WORK TO BE COMPLETED -> Copy, from the entries below, each line where the word "this" can be found.

RAW RECORDS ->
# # # #

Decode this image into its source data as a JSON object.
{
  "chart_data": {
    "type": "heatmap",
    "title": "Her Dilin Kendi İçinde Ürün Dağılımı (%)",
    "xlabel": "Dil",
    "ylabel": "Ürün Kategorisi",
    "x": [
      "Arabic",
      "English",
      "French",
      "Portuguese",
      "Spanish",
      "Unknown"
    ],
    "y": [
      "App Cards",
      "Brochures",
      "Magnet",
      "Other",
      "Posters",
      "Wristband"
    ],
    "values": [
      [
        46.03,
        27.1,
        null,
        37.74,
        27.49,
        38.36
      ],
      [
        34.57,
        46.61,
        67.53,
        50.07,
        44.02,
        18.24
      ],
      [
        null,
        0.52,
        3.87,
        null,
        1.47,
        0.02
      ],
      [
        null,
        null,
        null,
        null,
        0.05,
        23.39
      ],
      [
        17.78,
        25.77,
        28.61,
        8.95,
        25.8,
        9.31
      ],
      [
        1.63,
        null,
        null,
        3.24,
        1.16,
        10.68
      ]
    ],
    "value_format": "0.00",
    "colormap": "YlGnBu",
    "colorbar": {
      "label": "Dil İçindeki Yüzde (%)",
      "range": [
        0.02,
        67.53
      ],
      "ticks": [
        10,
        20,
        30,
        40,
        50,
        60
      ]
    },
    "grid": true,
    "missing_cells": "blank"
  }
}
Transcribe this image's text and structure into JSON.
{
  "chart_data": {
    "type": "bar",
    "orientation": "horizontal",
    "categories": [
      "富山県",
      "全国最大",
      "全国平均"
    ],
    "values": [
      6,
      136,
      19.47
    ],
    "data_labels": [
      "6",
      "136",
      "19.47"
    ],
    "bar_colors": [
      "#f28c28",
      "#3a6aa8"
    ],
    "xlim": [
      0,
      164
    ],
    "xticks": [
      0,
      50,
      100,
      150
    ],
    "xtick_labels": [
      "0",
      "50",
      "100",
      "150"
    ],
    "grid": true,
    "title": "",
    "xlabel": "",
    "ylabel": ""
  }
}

# # # #

EXPECTED OUTPUT ->
Decode this image into its source data as a JSON object.
Transcribe this image's text and structure into JSON.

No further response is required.